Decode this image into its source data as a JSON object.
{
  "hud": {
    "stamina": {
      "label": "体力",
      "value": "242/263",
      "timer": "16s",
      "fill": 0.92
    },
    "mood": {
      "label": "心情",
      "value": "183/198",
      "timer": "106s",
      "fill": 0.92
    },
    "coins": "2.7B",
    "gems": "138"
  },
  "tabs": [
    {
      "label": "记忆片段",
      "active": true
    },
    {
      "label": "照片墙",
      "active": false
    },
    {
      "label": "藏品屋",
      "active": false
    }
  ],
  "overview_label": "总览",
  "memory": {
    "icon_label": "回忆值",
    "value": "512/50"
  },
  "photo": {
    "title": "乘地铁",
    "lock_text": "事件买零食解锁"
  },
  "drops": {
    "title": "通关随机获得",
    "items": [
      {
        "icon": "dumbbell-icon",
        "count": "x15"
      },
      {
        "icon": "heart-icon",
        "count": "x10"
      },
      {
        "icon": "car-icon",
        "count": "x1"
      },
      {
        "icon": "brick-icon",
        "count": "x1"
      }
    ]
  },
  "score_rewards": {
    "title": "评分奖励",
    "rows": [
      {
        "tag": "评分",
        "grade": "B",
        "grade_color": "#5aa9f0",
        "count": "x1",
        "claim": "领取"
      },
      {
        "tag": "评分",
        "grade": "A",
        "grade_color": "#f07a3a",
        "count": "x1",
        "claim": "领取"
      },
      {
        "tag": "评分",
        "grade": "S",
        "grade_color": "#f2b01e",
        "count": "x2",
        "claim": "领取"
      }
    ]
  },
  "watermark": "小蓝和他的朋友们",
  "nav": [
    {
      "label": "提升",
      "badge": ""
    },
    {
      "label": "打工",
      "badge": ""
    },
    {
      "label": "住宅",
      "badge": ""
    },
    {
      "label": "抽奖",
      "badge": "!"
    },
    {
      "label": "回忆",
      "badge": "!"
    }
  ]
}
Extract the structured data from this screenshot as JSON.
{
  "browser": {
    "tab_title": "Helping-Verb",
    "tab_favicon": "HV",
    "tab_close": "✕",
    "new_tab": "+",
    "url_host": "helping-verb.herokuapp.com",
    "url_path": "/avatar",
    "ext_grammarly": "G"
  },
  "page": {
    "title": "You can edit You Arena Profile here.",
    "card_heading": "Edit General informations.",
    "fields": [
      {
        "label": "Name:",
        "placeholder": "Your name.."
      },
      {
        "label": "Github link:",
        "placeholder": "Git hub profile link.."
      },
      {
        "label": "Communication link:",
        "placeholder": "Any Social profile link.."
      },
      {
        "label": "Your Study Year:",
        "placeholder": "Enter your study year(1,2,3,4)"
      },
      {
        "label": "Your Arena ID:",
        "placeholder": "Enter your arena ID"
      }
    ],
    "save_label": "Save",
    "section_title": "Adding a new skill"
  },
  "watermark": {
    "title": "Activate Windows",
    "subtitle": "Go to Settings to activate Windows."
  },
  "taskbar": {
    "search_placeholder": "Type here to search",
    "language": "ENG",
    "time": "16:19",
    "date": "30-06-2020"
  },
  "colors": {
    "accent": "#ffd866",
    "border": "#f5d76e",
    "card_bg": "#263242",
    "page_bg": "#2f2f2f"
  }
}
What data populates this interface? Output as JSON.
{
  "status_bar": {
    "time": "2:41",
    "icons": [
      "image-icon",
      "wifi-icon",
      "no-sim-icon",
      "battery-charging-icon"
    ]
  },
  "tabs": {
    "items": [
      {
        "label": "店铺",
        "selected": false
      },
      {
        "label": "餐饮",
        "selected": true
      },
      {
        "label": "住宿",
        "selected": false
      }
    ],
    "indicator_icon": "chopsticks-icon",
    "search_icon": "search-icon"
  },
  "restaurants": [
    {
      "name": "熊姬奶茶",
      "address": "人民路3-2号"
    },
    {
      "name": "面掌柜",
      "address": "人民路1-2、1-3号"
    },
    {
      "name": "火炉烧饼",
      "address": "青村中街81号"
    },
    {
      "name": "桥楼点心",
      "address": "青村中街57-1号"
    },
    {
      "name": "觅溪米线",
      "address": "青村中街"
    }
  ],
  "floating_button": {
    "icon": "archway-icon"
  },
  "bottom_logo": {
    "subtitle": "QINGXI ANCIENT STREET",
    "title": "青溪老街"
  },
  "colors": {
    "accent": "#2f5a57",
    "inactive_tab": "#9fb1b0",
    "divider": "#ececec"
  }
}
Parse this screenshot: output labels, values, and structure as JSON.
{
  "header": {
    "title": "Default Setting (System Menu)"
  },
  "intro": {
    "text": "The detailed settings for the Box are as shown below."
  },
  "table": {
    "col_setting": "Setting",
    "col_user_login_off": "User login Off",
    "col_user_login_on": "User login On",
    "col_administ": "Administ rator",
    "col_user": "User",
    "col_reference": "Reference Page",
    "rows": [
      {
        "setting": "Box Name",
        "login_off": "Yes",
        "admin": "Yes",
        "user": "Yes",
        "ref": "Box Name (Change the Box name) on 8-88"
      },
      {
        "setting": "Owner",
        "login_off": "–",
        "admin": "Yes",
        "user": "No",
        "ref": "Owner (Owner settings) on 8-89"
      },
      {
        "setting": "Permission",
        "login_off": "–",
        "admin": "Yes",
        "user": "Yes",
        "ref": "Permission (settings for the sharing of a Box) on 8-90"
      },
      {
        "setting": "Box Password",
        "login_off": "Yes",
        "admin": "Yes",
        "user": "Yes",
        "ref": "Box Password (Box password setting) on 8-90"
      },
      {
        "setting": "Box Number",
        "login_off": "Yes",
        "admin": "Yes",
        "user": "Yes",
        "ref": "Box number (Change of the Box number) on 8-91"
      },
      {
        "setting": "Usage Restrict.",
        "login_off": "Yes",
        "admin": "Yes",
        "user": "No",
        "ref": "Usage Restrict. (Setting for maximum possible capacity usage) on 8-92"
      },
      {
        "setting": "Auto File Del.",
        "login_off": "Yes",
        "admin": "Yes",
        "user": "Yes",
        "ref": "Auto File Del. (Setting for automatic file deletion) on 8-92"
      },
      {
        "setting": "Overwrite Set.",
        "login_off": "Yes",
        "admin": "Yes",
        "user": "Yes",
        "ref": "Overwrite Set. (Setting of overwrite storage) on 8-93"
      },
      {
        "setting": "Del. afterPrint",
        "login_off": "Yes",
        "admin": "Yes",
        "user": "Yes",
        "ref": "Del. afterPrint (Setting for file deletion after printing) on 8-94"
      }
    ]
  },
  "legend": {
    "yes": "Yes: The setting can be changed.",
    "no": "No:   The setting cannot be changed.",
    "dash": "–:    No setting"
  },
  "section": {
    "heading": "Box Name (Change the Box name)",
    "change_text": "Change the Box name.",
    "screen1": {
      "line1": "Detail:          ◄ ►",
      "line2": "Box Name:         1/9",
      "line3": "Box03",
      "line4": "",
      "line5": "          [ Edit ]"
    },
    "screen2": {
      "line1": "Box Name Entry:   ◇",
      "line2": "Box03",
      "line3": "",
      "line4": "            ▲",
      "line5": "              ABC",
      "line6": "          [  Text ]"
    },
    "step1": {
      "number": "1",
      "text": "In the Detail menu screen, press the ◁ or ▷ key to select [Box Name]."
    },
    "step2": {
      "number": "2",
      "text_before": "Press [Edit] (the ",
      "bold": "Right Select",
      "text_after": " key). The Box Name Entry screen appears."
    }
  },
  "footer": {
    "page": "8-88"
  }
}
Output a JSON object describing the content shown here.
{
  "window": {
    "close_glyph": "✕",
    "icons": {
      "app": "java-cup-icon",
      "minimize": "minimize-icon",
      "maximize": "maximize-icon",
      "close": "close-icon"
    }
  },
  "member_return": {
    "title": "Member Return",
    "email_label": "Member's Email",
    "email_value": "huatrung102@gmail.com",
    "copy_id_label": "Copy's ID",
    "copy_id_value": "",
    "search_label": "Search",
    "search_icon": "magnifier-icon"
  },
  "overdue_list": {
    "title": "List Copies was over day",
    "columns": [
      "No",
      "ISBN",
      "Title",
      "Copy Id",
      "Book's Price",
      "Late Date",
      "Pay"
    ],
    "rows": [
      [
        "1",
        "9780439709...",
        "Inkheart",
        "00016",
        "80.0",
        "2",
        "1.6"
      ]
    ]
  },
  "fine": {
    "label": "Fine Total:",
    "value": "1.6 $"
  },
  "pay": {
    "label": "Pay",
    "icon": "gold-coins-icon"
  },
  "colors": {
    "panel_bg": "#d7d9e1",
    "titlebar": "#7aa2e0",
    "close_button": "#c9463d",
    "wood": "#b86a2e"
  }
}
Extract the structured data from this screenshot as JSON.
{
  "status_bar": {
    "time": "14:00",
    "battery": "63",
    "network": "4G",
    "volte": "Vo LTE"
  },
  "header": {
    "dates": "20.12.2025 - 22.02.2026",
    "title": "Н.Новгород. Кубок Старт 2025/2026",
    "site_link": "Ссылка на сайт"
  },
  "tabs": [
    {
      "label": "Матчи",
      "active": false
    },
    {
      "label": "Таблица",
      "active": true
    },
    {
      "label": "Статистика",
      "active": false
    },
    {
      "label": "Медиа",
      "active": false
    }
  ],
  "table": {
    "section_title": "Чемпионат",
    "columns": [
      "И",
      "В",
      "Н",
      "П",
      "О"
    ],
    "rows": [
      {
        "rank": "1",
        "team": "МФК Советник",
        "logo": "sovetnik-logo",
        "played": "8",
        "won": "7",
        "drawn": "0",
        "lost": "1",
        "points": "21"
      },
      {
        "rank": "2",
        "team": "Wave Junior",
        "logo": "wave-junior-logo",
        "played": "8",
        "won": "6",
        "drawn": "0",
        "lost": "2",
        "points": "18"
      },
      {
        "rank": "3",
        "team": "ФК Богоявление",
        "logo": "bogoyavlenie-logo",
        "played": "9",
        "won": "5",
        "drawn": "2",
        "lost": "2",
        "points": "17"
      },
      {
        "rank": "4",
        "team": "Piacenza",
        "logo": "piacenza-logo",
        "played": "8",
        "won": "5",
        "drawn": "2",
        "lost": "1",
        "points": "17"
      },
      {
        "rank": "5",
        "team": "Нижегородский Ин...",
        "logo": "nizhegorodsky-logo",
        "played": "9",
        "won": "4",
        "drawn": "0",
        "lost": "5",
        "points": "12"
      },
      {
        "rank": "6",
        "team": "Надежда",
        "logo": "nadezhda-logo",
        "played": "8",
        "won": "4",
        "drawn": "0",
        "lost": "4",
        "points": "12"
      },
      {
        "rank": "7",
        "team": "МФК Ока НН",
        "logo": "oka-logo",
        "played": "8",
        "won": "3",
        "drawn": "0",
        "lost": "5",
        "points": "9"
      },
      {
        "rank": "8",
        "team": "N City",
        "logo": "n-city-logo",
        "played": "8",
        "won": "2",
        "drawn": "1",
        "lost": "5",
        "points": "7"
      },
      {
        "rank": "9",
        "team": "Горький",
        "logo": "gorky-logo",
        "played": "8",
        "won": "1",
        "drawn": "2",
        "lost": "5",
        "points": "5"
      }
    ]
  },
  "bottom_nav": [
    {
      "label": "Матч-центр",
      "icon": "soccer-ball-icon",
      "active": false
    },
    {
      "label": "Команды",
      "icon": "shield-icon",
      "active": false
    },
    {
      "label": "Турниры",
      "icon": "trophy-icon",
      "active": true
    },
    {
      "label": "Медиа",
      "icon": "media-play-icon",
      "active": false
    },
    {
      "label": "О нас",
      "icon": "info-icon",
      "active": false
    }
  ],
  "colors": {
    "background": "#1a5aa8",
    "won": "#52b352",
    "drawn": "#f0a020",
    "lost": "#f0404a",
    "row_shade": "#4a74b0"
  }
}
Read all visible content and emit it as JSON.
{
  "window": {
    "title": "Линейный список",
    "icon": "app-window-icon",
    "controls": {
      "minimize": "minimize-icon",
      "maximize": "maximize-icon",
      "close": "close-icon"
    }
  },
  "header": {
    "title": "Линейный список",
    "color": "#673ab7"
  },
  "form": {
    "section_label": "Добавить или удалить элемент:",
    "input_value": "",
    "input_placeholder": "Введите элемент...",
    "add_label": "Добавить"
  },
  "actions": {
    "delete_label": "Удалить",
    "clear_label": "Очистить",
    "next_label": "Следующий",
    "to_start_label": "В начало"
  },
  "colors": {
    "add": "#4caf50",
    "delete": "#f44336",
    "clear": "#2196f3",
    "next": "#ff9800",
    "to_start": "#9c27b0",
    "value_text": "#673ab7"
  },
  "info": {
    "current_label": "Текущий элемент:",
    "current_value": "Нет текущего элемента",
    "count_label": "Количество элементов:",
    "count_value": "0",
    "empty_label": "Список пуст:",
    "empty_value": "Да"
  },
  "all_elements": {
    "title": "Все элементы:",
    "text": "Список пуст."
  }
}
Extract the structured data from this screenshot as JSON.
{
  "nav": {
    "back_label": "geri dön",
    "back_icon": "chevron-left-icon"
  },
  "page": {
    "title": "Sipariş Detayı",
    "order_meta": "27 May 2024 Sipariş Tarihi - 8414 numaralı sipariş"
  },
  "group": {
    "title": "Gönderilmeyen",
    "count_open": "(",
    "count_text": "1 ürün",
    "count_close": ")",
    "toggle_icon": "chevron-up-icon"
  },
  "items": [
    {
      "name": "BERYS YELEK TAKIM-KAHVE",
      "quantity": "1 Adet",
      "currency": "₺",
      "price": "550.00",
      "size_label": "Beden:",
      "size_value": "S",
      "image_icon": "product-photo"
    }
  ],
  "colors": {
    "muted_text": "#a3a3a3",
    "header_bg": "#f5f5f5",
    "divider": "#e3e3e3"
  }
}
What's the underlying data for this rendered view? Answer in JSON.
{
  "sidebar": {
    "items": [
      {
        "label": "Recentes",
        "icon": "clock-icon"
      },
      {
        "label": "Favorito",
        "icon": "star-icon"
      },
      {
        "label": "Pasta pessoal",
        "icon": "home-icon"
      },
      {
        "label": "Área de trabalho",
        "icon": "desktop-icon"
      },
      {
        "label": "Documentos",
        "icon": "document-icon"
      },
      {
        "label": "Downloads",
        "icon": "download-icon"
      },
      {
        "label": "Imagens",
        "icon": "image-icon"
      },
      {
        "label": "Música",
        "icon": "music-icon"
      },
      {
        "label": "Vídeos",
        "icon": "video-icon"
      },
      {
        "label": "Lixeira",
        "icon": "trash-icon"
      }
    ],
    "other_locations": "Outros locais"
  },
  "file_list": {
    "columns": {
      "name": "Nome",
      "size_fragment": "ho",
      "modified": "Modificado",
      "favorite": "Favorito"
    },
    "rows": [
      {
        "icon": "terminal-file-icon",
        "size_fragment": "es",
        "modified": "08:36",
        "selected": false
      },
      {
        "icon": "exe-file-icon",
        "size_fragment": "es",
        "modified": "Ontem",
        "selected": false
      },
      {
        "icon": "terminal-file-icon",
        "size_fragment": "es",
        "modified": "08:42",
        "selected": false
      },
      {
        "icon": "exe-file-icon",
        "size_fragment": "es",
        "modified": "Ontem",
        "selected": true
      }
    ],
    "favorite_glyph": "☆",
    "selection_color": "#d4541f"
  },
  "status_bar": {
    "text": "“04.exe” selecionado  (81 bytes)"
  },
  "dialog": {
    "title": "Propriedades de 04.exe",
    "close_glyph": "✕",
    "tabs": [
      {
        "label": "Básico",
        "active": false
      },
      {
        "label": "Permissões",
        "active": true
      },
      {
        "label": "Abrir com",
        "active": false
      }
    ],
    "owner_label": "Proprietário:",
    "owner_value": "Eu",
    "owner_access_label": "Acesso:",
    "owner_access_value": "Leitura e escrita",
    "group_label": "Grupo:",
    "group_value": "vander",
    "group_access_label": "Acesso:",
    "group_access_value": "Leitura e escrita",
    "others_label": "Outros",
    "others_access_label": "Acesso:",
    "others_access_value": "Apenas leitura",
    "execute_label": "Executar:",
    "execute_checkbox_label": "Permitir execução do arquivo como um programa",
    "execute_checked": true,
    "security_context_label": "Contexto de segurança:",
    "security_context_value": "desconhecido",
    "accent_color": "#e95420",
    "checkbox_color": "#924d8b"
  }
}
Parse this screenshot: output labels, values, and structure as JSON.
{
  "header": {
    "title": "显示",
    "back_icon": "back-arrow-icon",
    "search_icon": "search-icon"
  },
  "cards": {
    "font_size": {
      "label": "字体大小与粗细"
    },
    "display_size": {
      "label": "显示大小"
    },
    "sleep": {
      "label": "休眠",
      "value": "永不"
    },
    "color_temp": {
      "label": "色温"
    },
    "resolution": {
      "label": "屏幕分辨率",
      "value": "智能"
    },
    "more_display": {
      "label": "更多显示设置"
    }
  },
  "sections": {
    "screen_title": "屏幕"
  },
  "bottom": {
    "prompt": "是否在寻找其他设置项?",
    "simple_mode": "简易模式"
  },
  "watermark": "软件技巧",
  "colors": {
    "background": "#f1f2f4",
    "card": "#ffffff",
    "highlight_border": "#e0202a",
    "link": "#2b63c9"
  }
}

_ _ _ _

## THE PROBLEM:
Find all the lines containing "shown" in the material, then copy them.

## SOLUTION FOR THIS EXERCISE:
    "text": "The detailed settings for the Box are as shown below."
Output a JSON object describing the content shown here.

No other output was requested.